The exercise:
Copy each line of the data below with the word "like".

---*---

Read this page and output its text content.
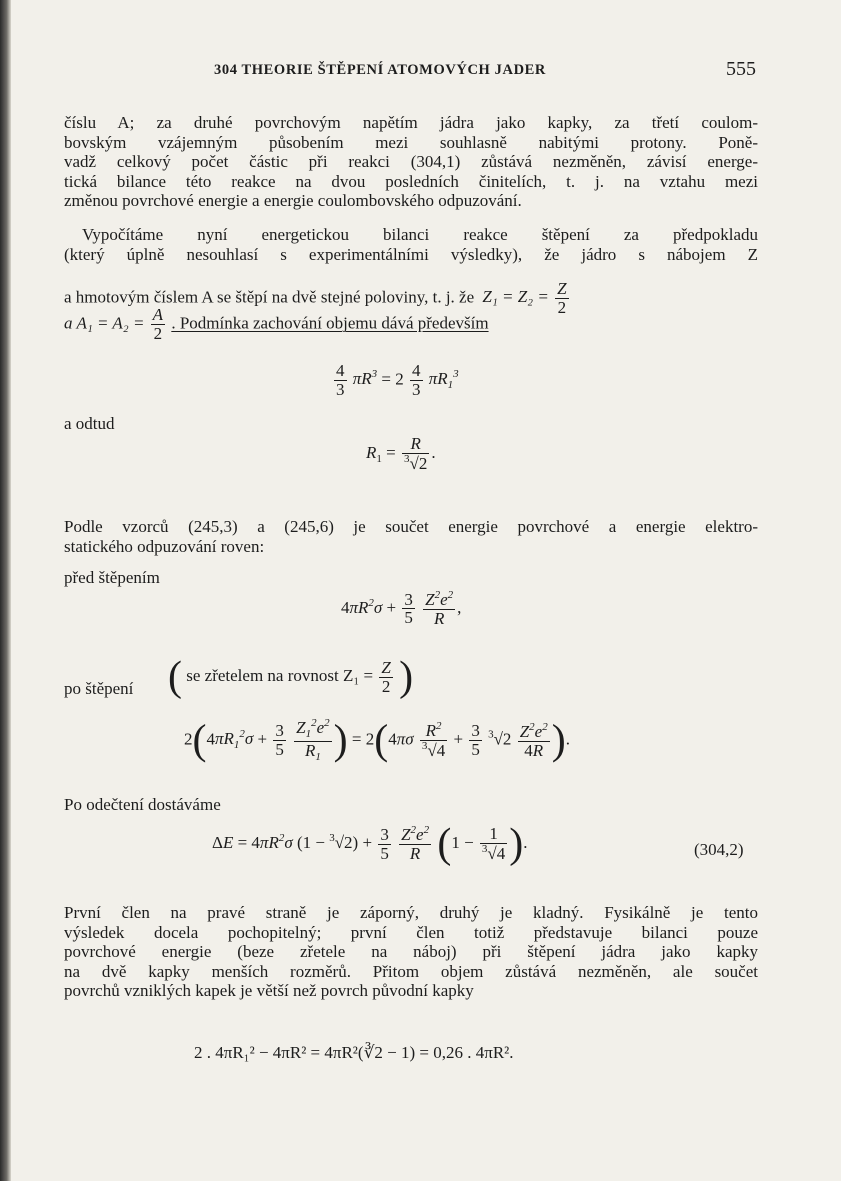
304 THEORIE ŠTĚPENÍ ATOMOVÝCH JADER	555
číslu A; za druhé povrchovým napětím jádra jako kapky, za třetí coulom-
bovským vzájemným působením mezi souhlasně nabitými protony. Poně-
vadž celkový počet částic při reakci (304,1) zůstává nezměněn, závisí energe-
tická bilance této reakce na dvou posledních činitelích, t. j. na vztahu mezi
změnou povrchové energie a energie coulombovského odpuzování.
Vypočítáme nyní energetickou bilanci reakce štěpení za předpokladu
(který úplně nesouhlasí s experimentálními výsledky), že jádro s nábojem Z
a hmotovým číslem A se štěpí na dvě stejné poloviny, t. j. že $Z_1 = Z_2 = \frac{Z}{2}$
a $A_1 = A_2 = \frac{A}{2}$ . Podmínka zachování objemu dává především
$\frac{4}{3} \pi R^3 = 2 \frac{4}{3} \pi R_1^3$
a odtud
$R_1 = \frac{R}{^3√2}$ .
Podle vzorců (245,3) a (245,6) je součet energie povrchové a energie elektro-
statického odpuzování roven:
před štěpením
$4\pi R^2\sigma + \frac{3}{5}$
$\frac{Z^2e^2}{R}$ ,
po štěpení ( se zřetelem na rovnost $Z_1 = \frac{Z}{2}$ )
$2(4\pi R_1^2\sigma + \frac{3}{5}$
$\frac{Z_1^2e^2}{R_1}$ ) = $2(4\pi\sigma \frac{R^2}{^3√4} + \frac{3}{5} ^3√2 \frac{Z^2e^2}{4R}$ ).
Po odečtení dostáváme
$\Delta E = 4\pi R^2\sigma$ $(1 - ^3√2) + \frac{3}{5}$
$\frac{Z^2e^2}{R} (1 - \frac{1}{^3√4}$ ).	(304,2)
První člen na pravé straně je záporný, druhý je kladný. Fysikálně je tento
výsledek docela pochopitelný; první člen totiž představuje bilanci pouze
povrchové energie (beze zřetele na náboj) při štěpení jádra jako kapky
na dvě kapky menších rozměrů. Přitom objem zůstává nezměněn, ale součet
povrchů vzniklých kapek je větší než povrch původní kapky
2 . 4πR₁² − 4πR² = 4πR²(∛2 − 1) = 0,26 . 4πR².
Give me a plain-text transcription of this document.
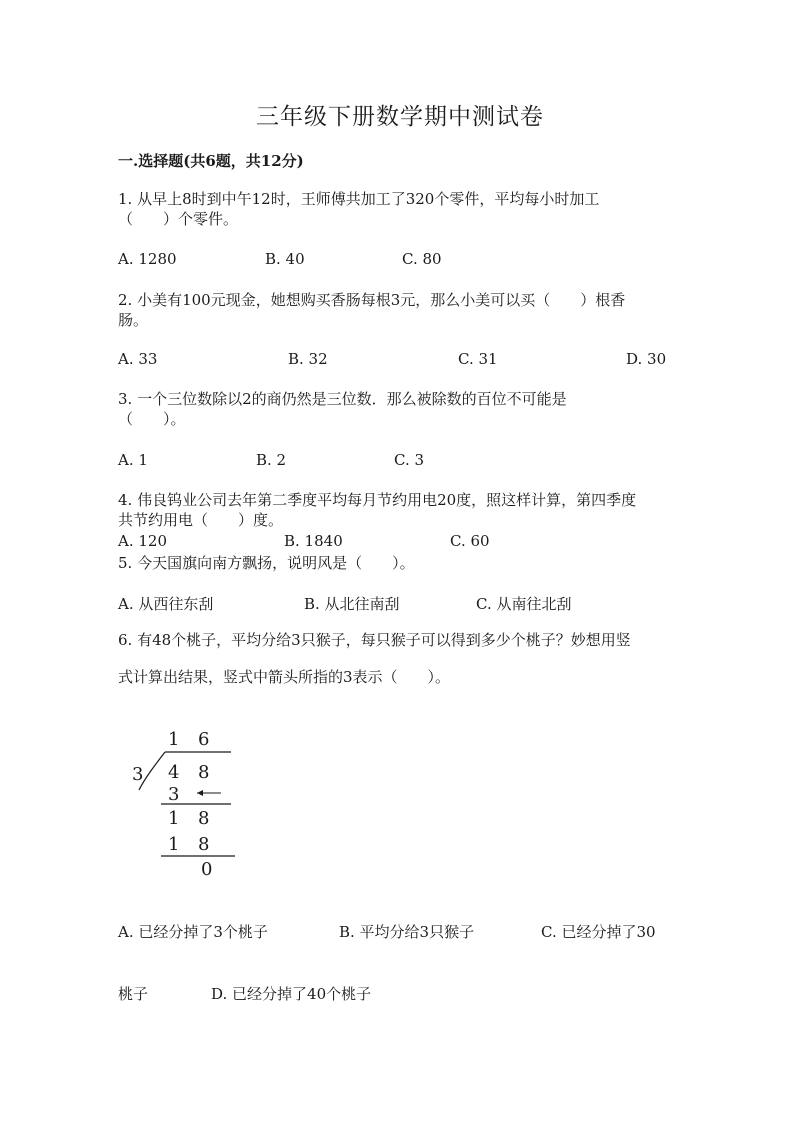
三年级下册数学期中测试卷
一.选择题(共6题，共12分)
1. 从早上8时到中午12时，王师傅共加工了320个零件，平均每小时加工
（　　）个零件。
A. 1280	B. 40	C. 80
2. 小美有100元现金，她想购买香肠每根3元，那么小美可以买（　　）根香
肠。
A. 33	B. 32	C. 31	D. 30
3. 一个三位数除以2的商仍然是三位数．那么被除数的百位不可能是
（　　）。
A. 1	B. 2	C. 3
4. 伟良钨业公司去年第二季度平均每月节约用电20度，照这样计算，第四季度
共节约用电（　　）度。
A. 120	B. 1840	C. 60
5. 今天国旗向南方飘扬，说明风是（　　）。
A. 从西往东刮	B. 从北往南刮	C. 从南往北刮
6. 有48个桃子，平均分给3只猴子，每只猴子可以得到多少个桃子？妙想用竖
式计算出结果，竖式中箭头所指的3表示（　　）。
1 6
3 4 8
3
1 8
1 8
0
A. 已经分掉了3个桃子	B. 平均分给3只猴子	C. 已经分掉了30
桃子	D. 已经分掉了40个桃子
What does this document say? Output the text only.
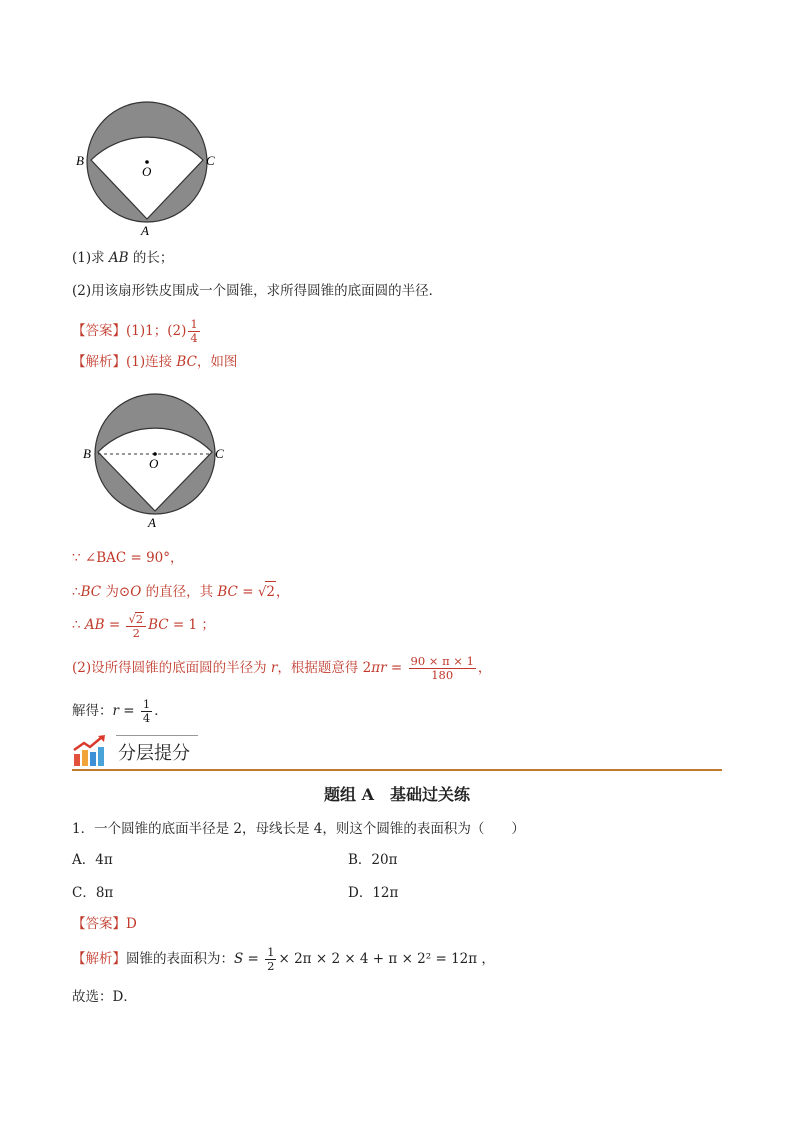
B	C
O
A
(1)求 AB 的长；
(2)用该扇形铁皮围成一个圆锥，求所得圆锥的底面圆的半径．
【答案】(1)1；$(2) \frac{1}{4}$
【解析】(1)连接 BC，如图
B	C
O
A
∵ ∠BAC = 90°，
∴BC 为⊙O 的直径，其 BC = √2，
∴ AB = $\frac{√2}{2}$ BC = 1 ；
(2)设所得圆锥的底面圆的半径为 r，根据题意得 $2\pi r = \frac{90 \times \pi \times 1}{180}$ ，
解得：$r = \frac{1}{4}$ ．
分层提分
题组 A　基础过关练
1．一个圆锥的底面半径是 2，母线长是 4，则这个圆锥的表面积为（　　）
A．4π	B．20π
C．8π	D．12π
【答案】D
【解析】圆锥的表面积为：$S = \frac{1}{2} \times 2\pi \times 2 \times 4 + \pi \times 2^2 = 12\pi$ ，
故选：D．
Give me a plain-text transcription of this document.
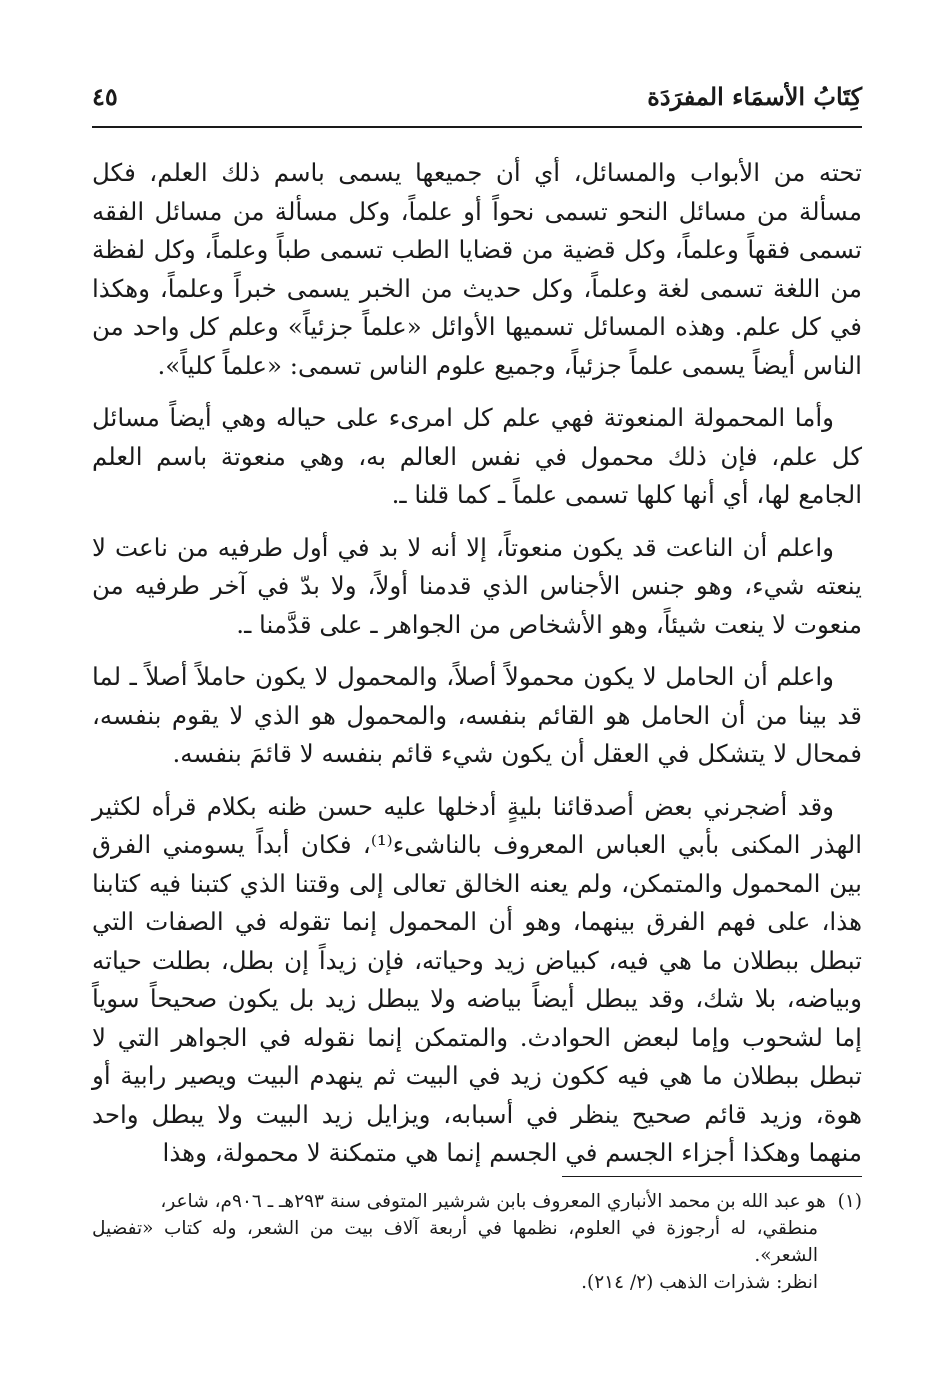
كِتَابُ الأسمَاء المفرَدَة
٤٥

تحته من الأبواب والمسائل، أي أن جميعها يسمى باسم ذلك العلم، فكل مسألة من مسائل النحو تسمى نحواً أو علماً، وكل مسألة من مسائل الفقه تسمى فقهاً وعلماً، وكل قضية من قضايا الطب تسمى طباً وعلماً، وكل لفظة من اللغة تسمى لغة وعلماً، وكل حديث من الخبر يسمى خبراً وعلماً، وهكذا في كل علم. وهذه المسائل تسميها الأوائل «علماً جزئياً» وعلم كل واحد من الناس أيضاً يسمى علماً جزئياً، وجميع علوم الناس تسمى: «علماً كلياً».

وأما المحمولة المنعوتة فهي علم كل امرىء على حياله وهي أيضاً مسائل كل علم، فإن ذلك محمول في نفس العالم به، وهي منعوتة باسم العلم الجامع لها، أي أنها كلها تسمى علماً ـ كما قلنا ـ.

واعلم أن الناعت قد يكون منعوتاً، إلا أنه لا بد في أول طرفيه من ناعت لا ينعته شيء، وهو جنس الأجناس الذي قدمنا أولاً، ولا بدّ في آخر طرفيه من منعوت لا ينعت شيئاً، وهو الأشخاص من الجواهر ـ على قدَّمنا ـ.

واعلم أن الحامل لا يكون محمولاً أصلاً، والمحمول لا يكون حاملاً أصلاً ـ لما قد بينا من أن الحامل هو القائم بنفسه، والمحمول هو الذي لا يقوم بنفسه، فمحال لا يتشكل في العقل أن يكون شيء قائم بنفسه لا قائمَ بنفسه.

وقد أضجرني بعض أصدقائنا بليةٍ أدخلها عليه حسن ظنه بكلام قرأه لكثير الهذر المكنى بأبي العباس المعروف بالناشىء⁽¹⁾، فكان أبداً يسومني الفرق بين المحمول والمتمكن، ولم يعنه الخالق تعالى إلى وقتنا الذي كتبنا فيه كتابنا هذا، على فهم الفرق بينهما، وهو أن المحمول إنما تقوله في الصفات التي تبطل ببطلان ما هي فيه، كبياض زيد وحياته، فإن زيداً إن بطل، بطلت حياته وبياضه، بلا شك، وقد يبطل أيضاً بياضه ولا يبطل زيد بل يكون صحيحاً سوياً إما لشحوب وإما لبعض الحوادث. والمتمكن إنما نقوله في الجواهر التي لا تبطل ببطلان ما هي فيه ككون زيد في البيت ثم ينهدم البيت ويصير رابية أو هوة، وزيد قائم صحيح ينظر في أسبابه، ويزايل زيد البيت ولا يبطل واحد منهما وهكذا أجزاء الجسم في الجسم إنما هي متمكنة لا محمولة، وهذا

(١) هو عبد الله بن محمد الأنباري المعروف بابن شرشير المتوفى سنة ٢٩٣هـ ـ ٩٠٦م، شاعر،
منطقي، له أرجوزة في العلوم، نظمها في أربعة آلاف بيت من الشعر، وله كتاب «تفضيل الشعر».
انظر: شذرات الذهب (٢/ ٢١٤).
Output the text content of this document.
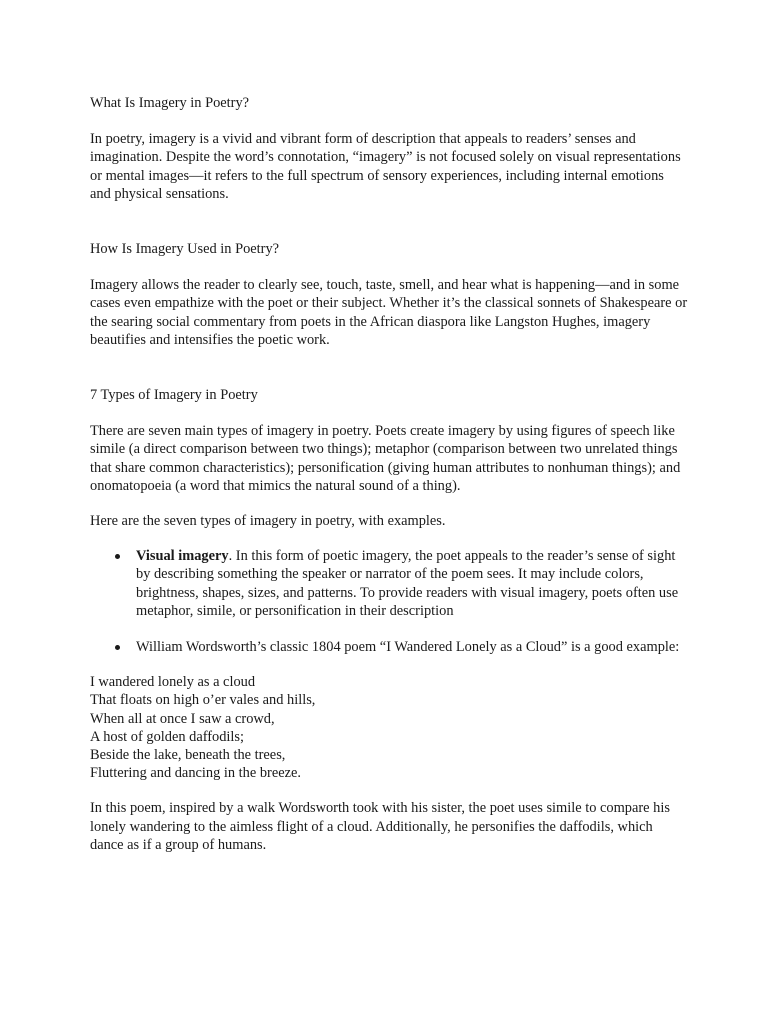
What Is Imagery in Poetry?

In poetry, imagery is a vivid and vibrant form of description that appeals to readers’ senses and imagination. Despite the word’s connotation, “imagery” is not focused solely on visual representations or mental images—it refers to the full spectrum of sensory experiences, including internal emotions and physical sensations.

How Is Imagery Used in Poetry?

Imagery allows the reader to clearly see, touch, taste, smell, and hear what is happening—and in some cases even empathize with the poet or their subject. Whether it’s the classical sonnets of Shakespeare or the searing social commentary from poets in the African diaspora like Langston Hughes, imagery beautifies and intensifies the poetic work.

7 Types of Imagery in Poetry

There are seven main types of imagery in poetry. Poets create imagery by using figures of speech like simile (a direct comparison between two things); metaphor (comparison between two unrelated things that share common characteristics); personification (giving human attributes to nonhuman things); and onomatopoeia (a word that mimics the natural sound of a thing).

Here are the seven types of imagery in poetry, with examples.

Visual imagery. In this form of poetic imagery, the poet appeals to the reader’s sense of sight by describing something the speaker or narrator of the poem sees. It may include colors, brightness, shapes, sizes, and patterns. To provide readers with visual imagery, poets often use metaphor, simile, or personification in their description
William Wordsworth’s classic 1804 poem “I Wandered Lonely as a Cloud” is a good example:
I wandered lonely as a cloud
That floats on high o’er vales and hills,
When all at once I saw a crowd,
A host of golden daffodils;
Beside the lake, beneath the trees,
Fluttering and dancing in the breeze.

In this poem, inspired by a walk Wordsworth took with his sister, the poet uses simile to compare his lonely wandering to the aimless flight of a cloud. Additionally, he personifies the daffodils, which dance as if a group of humans.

---*---

Result of this exercise:
Imagery allows the reader to clearly see, touch, taste, smell, and hear what is happening—and in some cases even empathize with the poet or their subject. Whether it’s the classical sonnets of Shakespeare or the searing social commentary from poets in the African diaspora like Langston Hughes, imagery beautifies and intensifies the poetic work.
There are seven main types of imagery in poetry. Poets create imagery by using figures of speech like simile (a direct comparison between two things); metaphor (comparison between two unrelated things that share common characteristics); personification (giving human attributes to nonhuman things); and onomatopoeia (a word that mimics the natural sound of a thing).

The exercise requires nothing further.